* [DATASET RECORDS]:
>> start

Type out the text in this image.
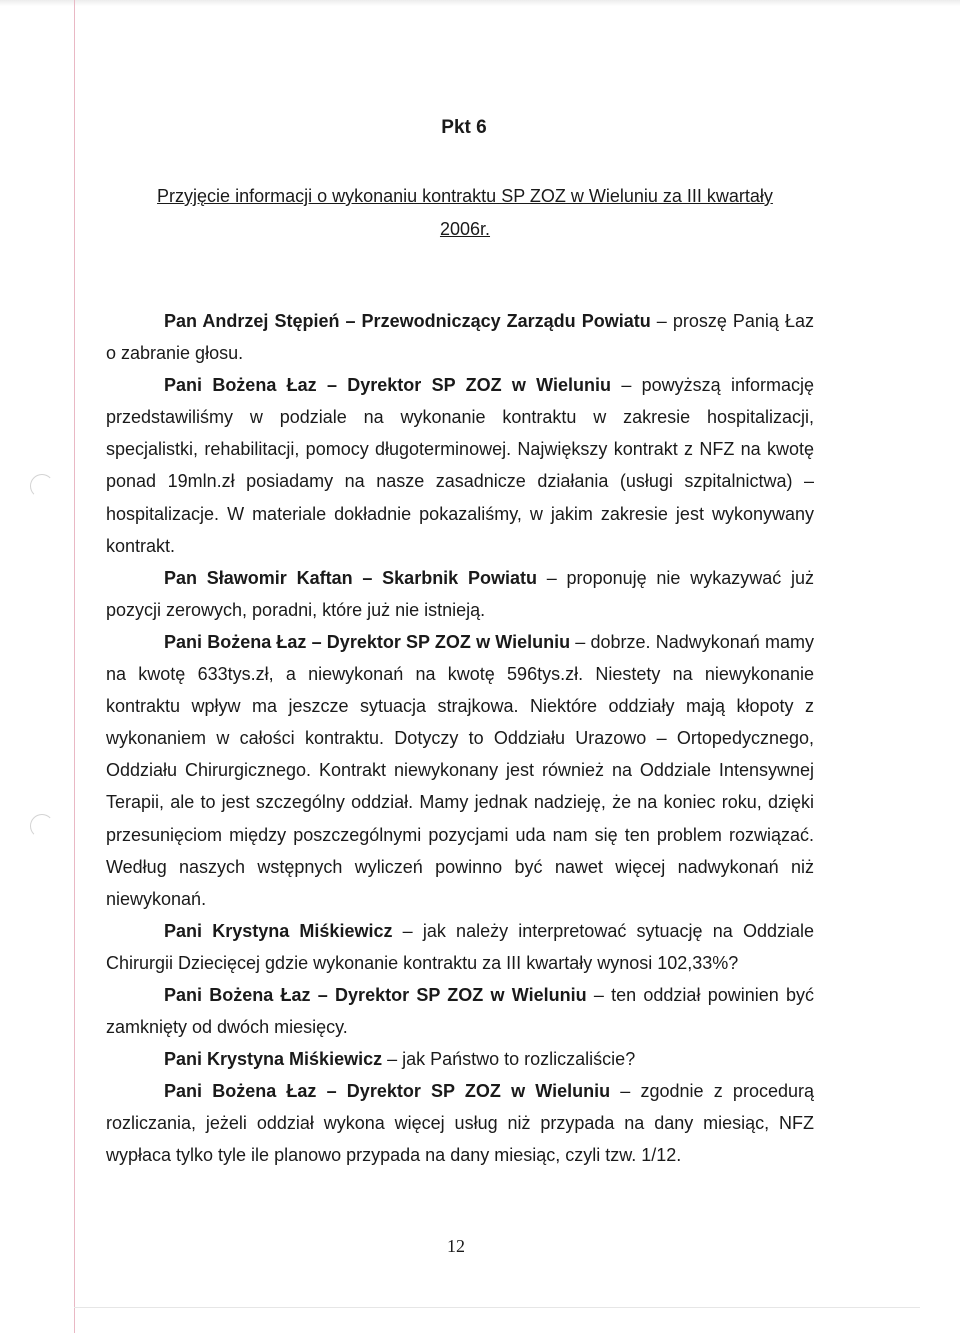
Pkt 6
Przyjęcie informacji o wykonaniu kontraktu SP ZOZ w Wieluniu za III kwartały
2006r.

Pan Andrzej Stępień – Przewodniczący Zarządu Powiatu – proszę Panią Łaz o zabranie głosu.

Pani Bożena Łaz – Dyrektor SP ZOZ w Wieluniu – powyższą informację przedstawiliśmy w podziale na wykonanie kontraktu w zakresie hospitalizacji, specjalistki, rehabilitacji, pomocy długoterminowej. Największy kontrakt z NFZ na kwotę ponad 19mln.zł posiadamy na nasze zasadnicze działania (usługi szpitalnictwa) – hospitalizacje. W materiale dokładnie pokazaliśmy, w jakim zakresie jest wykonywany kontrakt.

Pan Sławomir Kaftan – Skarbnik Powiatu – proponuję nie wykazywać już pozycji zerowych, poradni, które już nie istnieją.

Pani Bożena Łaz – Dyrektor SP ZOZ w Wieluniu – dobrze. Nadwykonań mamy na kwotę 633tys.zł, a niewykonań na kwotę 596tys.zł. Niestety na niewykonanie kontraktu wpływ ma jeszcze sytuacja strajkowa. Niektóre oddziały mają kłopoty z wykonaniem w całości kontraktu. Dotyczy to Oddziału Urazowo – Ortopedycznego, Oddziału Chirurgicznego. Kontrakt niewykonany jest również na Oddziale Intensywnej Terapii, ale to jest szczególny oddział. Mamy jednak nadzieję, że na koniec roku, dzięki przesunięciom między poszczególnymi pozycjami uda nam się ten problem rozwiązać. Według naszych wstępnych wyliczeń powinno być nawet więcej nadwykonań niż niewykonań.

Pani Krystyna Miśkiewicz – jak należy interpretować sytuację na Oddziale Chirurgii Dziecięcej gdzie wykonanie kontraktu za III kwartały wynosi 102,33%?

Pani Bożena Łaz – Dyrektor SP ZOZ w Wieluniu – ten oddział powinien być zamknięty od dwóch miesięcy.

Pani Krystyna Miśkiewicz – jak Państwo to rozliczaliście?

Pani Bożena Łaz – Dyrektor SP ZOZ w Wieluniu – zgodnie z procedurą rozliczania, jeżeli oddział wykona więcej usług niż przypada na dany miesiąc, NFZ wypłaca tylko tyle ile planowo przypada na dany miesiąc, czyli tzw. 1/12.

12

>> end

Report back each line of the entries that holds the string "Krystyna".

Pani Krystyna Miśkiewicz – jak należy interpretować sytuację na Oddziale Chirurgii Dziecięcej gdzie wykonanie kontraktu za III kwartały wynosi 102,33%?
Pani Krystyna Miśkiewicz – jak Państwo to rozliczaliście?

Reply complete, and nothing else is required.